-- WRITTEN EXERCISE A --
Copy the passage on the distributed temperature sensor below in full, word for word.

Recently, the development of unconventional resources, such as heavy oil, oil sands, and shale gas, has been progressing in line with the increase in global energy demand. Yokogawa developed the DTSX200 distributed temperature sensor (DTS) to facilitate the efficient recovery of unconventional resources by monitoring temperature distribution underground. Implementing Yokogawa's optical measuring technology, the DTSX200 is able to withstand the harsh environment, a factor required of oil and gas mining sites, and can operate with limited power such as with solar batteries. In addition, this DTS has strengthened the relationship with customer's networks by providing an interface with the production control system using a secure protocol, and by using data formats that are the standard in the oil and gas industry. These factors all improve the efficiency of natural resource production.
|Figure 1 Example of temperature monitoring
with a fiber-optic distributed temperature sensor
The development of difficult to recover unconventional energy resources, is progressing1. Figure 1 shows an example of how unconventional heavy oil is extracted from tar sand by reducing its viscosity with steam. To ensure efficient mining, changes in the underground temperature distribution will need to be monitored.

Entries contained in a dataset:

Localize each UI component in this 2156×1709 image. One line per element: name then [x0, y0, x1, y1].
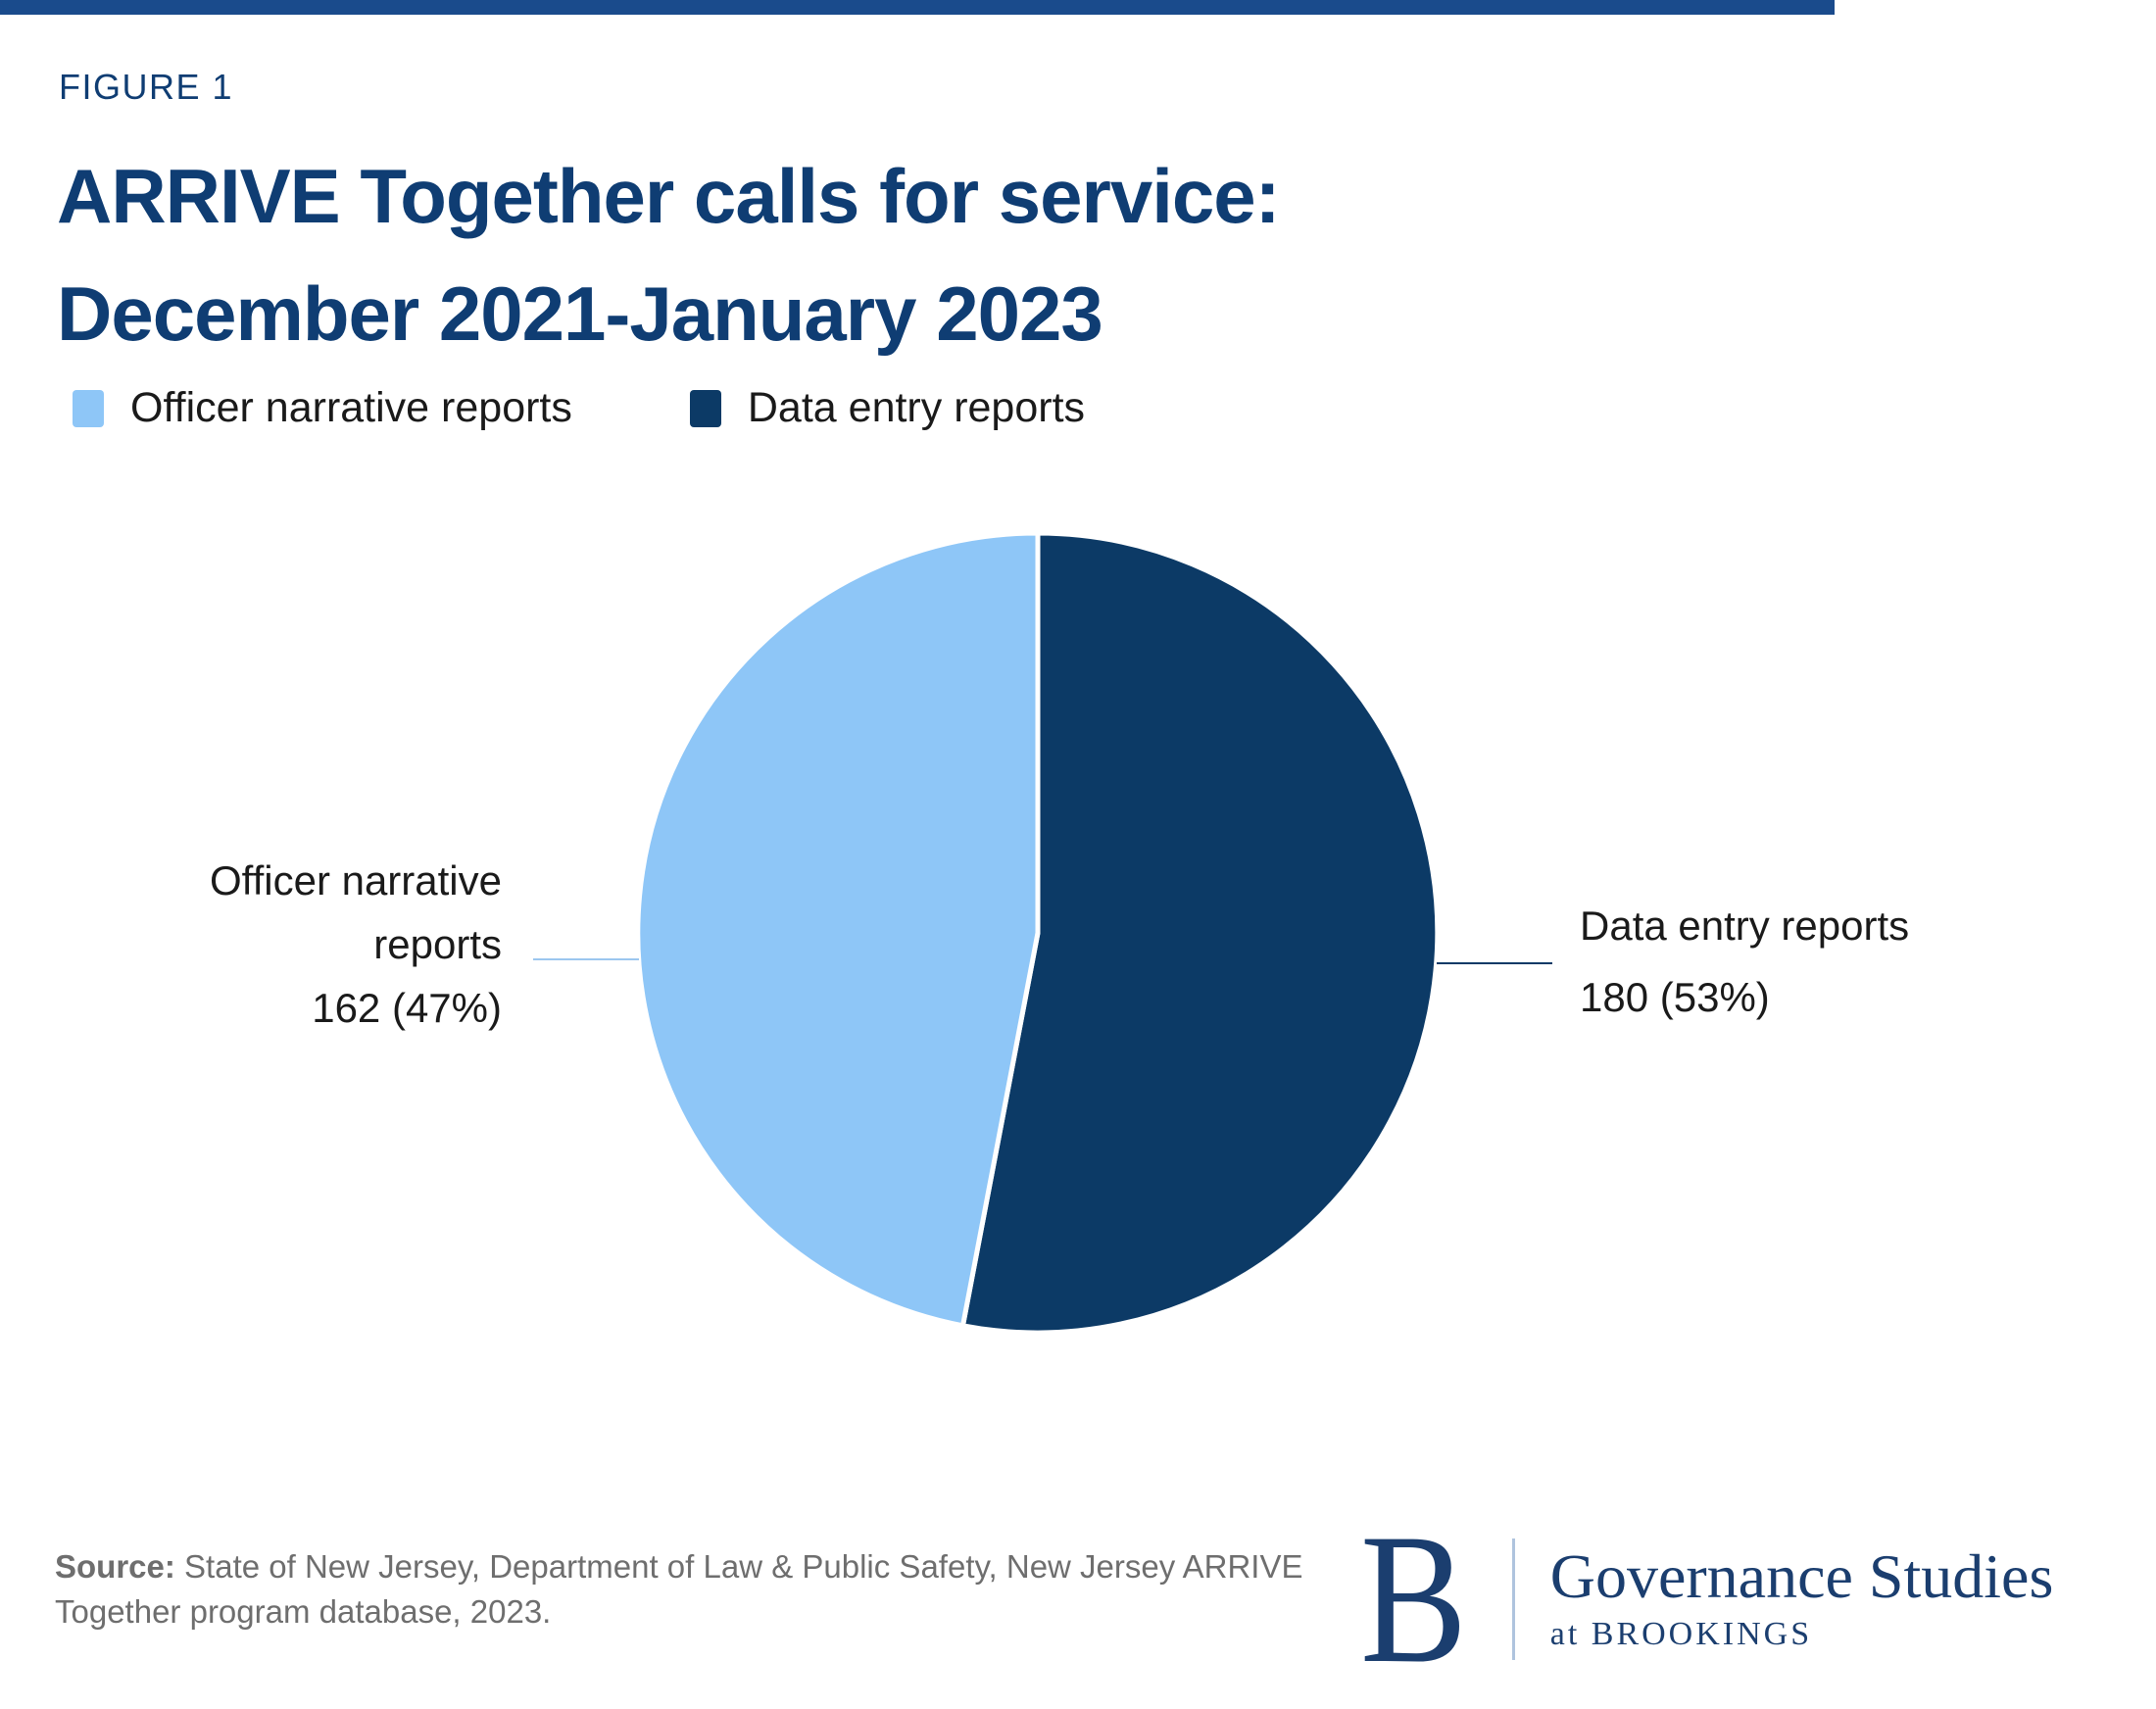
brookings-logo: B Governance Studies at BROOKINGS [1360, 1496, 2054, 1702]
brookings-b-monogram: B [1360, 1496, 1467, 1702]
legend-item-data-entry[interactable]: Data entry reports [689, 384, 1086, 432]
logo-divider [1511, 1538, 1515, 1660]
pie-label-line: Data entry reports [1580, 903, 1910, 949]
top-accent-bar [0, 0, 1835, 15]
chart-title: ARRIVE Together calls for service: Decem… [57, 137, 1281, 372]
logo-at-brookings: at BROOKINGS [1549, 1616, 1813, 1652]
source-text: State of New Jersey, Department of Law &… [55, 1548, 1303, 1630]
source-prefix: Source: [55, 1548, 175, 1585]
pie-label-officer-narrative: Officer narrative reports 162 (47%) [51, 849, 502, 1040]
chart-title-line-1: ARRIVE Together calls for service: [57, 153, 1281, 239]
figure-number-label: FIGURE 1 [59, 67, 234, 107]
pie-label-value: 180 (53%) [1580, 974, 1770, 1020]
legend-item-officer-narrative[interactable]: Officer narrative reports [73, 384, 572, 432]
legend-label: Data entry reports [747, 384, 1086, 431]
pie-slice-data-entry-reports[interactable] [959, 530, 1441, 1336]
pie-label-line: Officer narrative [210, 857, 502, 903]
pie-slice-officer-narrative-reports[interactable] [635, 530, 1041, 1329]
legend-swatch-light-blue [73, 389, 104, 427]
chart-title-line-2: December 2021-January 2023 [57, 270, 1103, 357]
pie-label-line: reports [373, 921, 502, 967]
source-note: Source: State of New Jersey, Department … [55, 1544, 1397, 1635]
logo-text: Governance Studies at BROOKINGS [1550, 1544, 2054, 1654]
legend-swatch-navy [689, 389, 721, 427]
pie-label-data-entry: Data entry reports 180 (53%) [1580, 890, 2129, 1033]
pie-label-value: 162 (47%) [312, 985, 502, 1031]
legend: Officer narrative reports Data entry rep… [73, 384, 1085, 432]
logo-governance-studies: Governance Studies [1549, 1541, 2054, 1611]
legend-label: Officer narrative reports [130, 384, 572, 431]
* * *
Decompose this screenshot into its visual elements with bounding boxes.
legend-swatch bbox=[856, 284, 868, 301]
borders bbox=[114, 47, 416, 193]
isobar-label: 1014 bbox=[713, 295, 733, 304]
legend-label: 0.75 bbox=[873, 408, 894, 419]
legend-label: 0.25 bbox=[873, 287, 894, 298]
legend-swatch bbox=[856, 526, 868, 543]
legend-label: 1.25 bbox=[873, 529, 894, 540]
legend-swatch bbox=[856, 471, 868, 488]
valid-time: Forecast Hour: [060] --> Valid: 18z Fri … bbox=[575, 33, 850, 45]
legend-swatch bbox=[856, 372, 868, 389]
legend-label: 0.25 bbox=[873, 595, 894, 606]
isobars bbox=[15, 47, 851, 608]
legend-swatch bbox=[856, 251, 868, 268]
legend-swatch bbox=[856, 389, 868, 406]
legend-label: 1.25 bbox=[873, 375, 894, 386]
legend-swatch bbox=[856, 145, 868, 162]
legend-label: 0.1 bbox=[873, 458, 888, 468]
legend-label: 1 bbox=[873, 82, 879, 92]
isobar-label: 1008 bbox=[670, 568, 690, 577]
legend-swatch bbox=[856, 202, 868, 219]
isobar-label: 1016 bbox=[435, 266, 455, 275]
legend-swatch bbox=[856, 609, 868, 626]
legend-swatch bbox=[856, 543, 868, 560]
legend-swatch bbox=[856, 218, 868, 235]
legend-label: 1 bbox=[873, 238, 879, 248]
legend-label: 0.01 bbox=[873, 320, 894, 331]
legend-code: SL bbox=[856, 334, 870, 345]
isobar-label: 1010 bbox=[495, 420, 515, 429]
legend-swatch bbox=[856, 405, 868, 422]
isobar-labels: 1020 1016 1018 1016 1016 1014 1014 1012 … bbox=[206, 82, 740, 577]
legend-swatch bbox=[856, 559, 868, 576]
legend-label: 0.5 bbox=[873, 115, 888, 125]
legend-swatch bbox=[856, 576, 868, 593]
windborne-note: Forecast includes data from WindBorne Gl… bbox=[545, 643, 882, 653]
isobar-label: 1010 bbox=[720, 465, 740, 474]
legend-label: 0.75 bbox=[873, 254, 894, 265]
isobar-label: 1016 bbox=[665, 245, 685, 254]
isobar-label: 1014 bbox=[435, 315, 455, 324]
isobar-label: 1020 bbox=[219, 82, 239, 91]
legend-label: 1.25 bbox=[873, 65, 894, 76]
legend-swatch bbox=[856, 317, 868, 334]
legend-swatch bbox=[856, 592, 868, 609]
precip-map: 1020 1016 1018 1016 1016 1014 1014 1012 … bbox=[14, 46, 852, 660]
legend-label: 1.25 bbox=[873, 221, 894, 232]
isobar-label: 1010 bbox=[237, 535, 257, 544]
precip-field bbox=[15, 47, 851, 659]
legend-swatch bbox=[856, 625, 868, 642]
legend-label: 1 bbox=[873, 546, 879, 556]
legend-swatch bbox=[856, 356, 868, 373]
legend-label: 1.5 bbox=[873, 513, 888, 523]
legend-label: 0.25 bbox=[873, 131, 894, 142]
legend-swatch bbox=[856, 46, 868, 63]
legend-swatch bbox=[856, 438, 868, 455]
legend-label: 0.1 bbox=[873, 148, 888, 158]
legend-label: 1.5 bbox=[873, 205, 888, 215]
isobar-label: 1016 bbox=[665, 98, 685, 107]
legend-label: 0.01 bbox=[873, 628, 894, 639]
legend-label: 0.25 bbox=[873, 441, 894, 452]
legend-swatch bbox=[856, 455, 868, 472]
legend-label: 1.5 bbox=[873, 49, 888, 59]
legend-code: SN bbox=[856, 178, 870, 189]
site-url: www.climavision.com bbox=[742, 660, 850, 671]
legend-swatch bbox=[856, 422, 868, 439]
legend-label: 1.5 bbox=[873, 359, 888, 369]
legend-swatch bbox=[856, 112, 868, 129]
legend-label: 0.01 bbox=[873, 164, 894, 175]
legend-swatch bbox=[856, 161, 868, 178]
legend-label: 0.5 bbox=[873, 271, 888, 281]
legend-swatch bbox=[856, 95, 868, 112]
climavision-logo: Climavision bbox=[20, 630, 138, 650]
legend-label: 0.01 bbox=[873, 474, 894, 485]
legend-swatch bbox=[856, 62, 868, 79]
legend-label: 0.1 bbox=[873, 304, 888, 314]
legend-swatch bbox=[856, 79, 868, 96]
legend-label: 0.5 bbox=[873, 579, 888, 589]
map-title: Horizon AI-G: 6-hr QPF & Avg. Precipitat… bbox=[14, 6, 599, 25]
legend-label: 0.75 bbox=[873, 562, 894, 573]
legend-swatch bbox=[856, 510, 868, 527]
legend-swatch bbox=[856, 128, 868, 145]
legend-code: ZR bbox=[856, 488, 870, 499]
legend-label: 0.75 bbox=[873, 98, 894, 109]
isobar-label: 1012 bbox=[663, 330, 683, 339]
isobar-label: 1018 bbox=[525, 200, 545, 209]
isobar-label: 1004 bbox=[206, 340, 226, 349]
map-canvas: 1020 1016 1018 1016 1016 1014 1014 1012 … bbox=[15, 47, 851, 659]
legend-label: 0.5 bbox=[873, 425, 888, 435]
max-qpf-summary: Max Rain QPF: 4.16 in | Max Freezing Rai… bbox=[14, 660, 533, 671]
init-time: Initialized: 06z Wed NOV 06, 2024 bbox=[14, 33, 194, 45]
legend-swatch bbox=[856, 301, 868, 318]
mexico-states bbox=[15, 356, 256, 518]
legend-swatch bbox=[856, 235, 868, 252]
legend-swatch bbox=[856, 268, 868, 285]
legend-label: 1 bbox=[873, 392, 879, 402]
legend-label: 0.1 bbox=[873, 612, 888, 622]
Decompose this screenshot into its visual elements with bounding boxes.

-- WRITTEN EXERCISE B --
Please pick out every line of the entries above that contains the string "title", treating uppercase and lowercase as different.

-- FULL OUTPUT A --
Recently, the development of unconventional resources, such as heavy oil, oil sands, and shale gas, has been progressing in line with the increase in global energy demand. Yokogawa developed the DTSX200 distributed temperature sensor (DTS) to facilitate the efficient recovery of unconventional resources by monitoring temperature distribution underground. Implementing Yokogawa's optical measuring technology, the DTSX200 is able to withstand the harsh environment, a factor required of oil and gas mining sites, and can operate with limited power such as with solar batteries. In addition, this DTS has strengthened the relationship with customer's networks by providing an interface with the production control system using a secure protocol, and by using data formats that are the standard in the oil and gas industry. These factors all improve the efficiency of natural resource production.
|Figure 1 Example of temperature monitoring
with a fiber-optic distributed temperature sensor
The development of difficult to recover unconventional energy resources, is progressing1. Figure 1 shows an example of how unconventional heavy oil is extracted from tar sand by reducing its viscosity with steam. To ensure efficient mining, changes in the underground temperature distribution will need to be monitored.

-- FULL OUTPUT B --
chart-title: ARRIVE Together calls for service: Decem… [57, 137, 1281, 372]
chart-title-line-1: ARRIVE Together calls for service: [57, 153, 1281, 239]
chart-title-line-2: December 2021-January 2023 [57, 270, 1103, 357]
map-title: Horizon AI-G: 6-hr QPF & Avg. Precipitat… bbox=[14, 6, 599, 25]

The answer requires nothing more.